**Exercise prompt:** Reproduce the listing that follows with no differences at all.

** START Source data **

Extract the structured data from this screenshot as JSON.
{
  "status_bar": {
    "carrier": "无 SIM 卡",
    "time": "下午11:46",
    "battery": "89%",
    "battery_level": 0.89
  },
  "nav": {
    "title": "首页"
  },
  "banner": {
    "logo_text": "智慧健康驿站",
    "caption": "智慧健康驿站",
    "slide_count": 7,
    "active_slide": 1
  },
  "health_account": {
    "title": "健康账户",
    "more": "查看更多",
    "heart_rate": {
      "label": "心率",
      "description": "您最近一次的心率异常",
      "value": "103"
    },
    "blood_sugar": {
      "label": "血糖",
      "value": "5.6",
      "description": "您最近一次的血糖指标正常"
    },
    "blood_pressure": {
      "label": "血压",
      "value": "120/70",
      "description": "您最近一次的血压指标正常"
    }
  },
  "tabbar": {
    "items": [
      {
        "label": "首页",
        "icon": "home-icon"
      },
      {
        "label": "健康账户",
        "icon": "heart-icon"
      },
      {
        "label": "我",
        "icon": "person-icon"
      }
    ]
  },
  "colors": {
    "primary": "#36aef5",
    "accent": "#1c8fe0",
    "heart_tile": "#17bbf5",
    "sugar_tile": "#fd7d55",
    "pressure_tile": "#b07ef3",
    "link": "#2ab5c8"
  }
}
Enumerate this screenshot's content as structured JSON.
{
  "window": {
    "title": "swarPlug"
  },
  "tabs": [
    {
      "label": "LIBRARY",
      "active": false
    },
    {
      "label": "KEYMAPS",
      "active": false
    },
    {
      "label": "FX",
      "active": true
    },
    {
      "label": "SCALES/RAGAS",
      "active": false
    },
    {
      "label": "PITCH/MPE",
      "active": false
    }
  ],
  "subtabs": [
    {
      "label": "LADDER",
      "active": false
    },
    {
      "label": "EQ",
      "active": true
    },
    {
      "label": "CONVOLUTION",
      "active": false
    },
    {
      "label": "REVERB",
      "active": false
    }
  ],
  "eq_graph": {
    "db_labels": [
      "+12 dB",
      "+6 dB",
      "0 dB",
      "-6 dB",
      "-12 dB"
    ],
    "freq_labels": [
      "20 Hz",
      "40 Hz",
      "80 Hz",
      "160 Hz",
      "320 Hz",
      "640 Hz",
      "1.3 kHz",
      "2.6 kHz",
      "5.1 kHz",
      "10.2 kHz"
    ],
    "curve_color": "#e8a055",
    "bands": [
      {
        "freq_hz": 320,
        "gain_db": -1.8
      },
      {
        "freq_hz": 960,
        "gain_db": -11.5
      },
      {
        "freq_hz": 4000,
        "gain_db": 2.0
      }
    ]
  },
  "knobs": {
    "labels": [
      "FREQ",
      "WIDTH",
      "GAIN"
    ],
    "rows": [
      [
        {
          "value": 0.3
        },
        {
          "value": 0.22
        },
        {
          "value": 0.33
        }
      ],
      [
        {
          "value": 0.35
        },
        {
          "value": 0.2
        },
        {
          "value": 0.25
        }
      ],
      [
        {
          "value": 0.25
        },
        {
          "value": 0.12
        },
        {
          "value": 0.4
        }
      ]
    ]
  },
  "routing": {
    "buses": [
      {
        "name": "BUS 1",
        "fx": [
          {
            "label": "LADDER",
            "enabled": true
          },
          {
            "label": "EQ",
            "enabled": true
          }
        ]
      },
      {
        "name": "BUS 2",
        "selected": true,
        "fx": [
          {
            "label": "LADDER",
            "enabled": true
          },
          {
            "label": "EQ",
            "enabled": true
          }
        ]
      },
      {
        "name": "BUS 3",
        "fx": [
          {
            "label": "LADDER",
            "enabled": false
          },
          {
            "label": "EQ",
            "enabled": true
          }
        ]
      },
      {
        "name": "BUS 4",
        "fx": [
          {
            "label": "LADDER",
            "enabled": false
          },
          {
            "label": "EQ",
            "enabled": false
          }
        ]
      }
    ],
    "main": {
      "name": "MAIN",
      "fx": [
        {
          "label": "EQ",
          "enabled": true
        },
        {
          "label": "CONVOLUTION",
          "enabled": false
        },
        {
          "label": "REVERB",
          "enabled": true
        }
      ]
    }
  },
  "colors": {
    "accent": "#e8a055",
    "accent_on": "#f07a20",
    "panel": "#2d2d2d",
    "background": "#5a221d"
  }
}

** END Source data **

**Result of this exercise:**
Extract the structured data from this screenshot as JSON.
{
  "status_bar": {
    "carrier": "无 SIM 卡",
    "time": "下午11:46",
    "battery": "89%",
    "battery_level": 0.89
  },
  "nav": {
    "title": "首页"
  },
  "banner": {
    "logo_text": "智慧健康驿站",
    "caption": "智慧健康驿站",
    "slide_count": 7,
    "active_slide": 1
  },
  "health_account": {
    "title": "健康账户",
    "more": "查看更多",
    "heart_rate": {
      "label": "心率",
      "description": "您最近一次的心率异常",
      "value": "103"
    },
    "blood_sugar": {
      "label": "血糖",
      "value": "5.6",
      "description": "您最近一次的血糖指标正常"
    },
    "blood_pressure": {
      "label": "血压",
      "value": "120/70",
      "description": "您最近一次的血压指标正常"
    }
  },
  "tabbar": {
    "items": [
      {
        "label": "首页",
        "icon": "home-icon"
      },
      {
        "label": "健康账户",
        "icon": "heart-icon"
      },
      {
        "label": "我",
        "icon": "person-icon"
      }
    ]
  },
  "colors": {
    "primary": "#36aef5",
    "accent": "#1c8fe0",
    "heart_tile": "#17bbf5",
    "sugar_tile": "#fd7d55",
    "pressure_tile": "#b07ef3",
    "link": "#2ab5c8"
  }
}
Enumerate this screenshot's content as structured JSON.
{
  "window": {
    "title": "swarPlug"
  },
  "tabs": [
    {
      "label": "LIBRARY",
      "active": false
    },
    {
      "label": "KEYMAPS",
      "active": false
    },
    {
      "label": "FX",
      "active": true
    },
    {
      "label": "SCALES/RAGAS",
      "active": false
    },
    {
      "label": "PITCH/MPE",
      "active": false
    }
  ],
  "subtabs": [
    {
      "label": "LADDER",
      "active": false
    },
    {
      "label": "EQ",
      "active": true
    },
    {
      "label": "CONVOLUTION",
      "active": false
    },
    {
      "label": "REVERB",
      "active": false
    }
  ],
  "eq_graph": {
    "db_labels": [
      "+12 dB",
      "+6 dB",
      "0 dB",
      "-6 dB",
      "-12 dB"
    ],
    "freq_labels": [
      "20 Hz",
      "40 Hz",
      "80 Hz",
      "160 Hz",
      "320 Hz",
      "640 Hz",
      "1.3 kHz",
      "2.6 kHz",
      "5.1 kHz",
      "10.2 kHz"
    ],
    "curve_color": "#e8a055",
    "bands": [
      {
        "freq_hz": 320,
        "gain_db": -1.8
      },
      {
        "freq_hz": 960,
        "gain_db": -11.5
      },
      {
        "freq_hz": 4000,
        "gain_db": 2.0
      }
    ]
  },
  "knobs": {
    "labels": [
      "FREQ",
      "WIDTH",
      "GAIN"
    ],
    "rows": [
      [
        {
          "value": 0.3
        },
        {
          "value": 0.22
        },
        {
          "value": 0.33
        }
      ],
      [
        {
          "value": 0.35
        },
        {
          "value": 0.2
        },
        {
          "value": 0.25
        }
      ],
      [
        {
          "value": 0.25
        },
        {
          "value": 0.12
        },
        {
          "value": 0.4
        }
      ]
    ]
  },
  "routing": {
    "buses": [
      {
        "name": "BUS 1",
        "fx": [
          {
            "label": "LADDER",
            "enabled": true
          },
          {
            "label": "EQ",
            "enabled": true
          }
        ]
      },
      {
        "name": "BUS 2",
        "selected": true,
        "fx": [
          {
            "label": "LADDER",
            "enabled": true
          },
          {
            "label": "EQ",
            "enabled": true
          }
        ]
      },
      {
        "name": "BUS 3",
        "fx": [
          {
            "label": "LADDER",
            "enabled": false
          },
          {
            "label": "EQ",
            "enabled": true
          }
        ]
      },
      {
        "name": "BUS 4",
        "fx": [
          {
            "label": "LADDER",
            "enabled": false
          },
          {
            "label": "EQ",
            "enabled": false
          }
        ]
      }
    ],
    "main": {
      "name": "MAIN",
      "fx": [
        {
          "label": "EQ",
          "enabled": true
        },
        {
          "label": "CONVOLUTION",
          "enabled": false
        },
        {
          "label": "REVERB",
          "enabled": true
        }
      ]
    }
  },
  "colors": {
    "accent": "#e8a055",
    "accent_on": "#f07a20",
    "panel": "#2d2d2d",
    "background": "#5a221d"
  }
}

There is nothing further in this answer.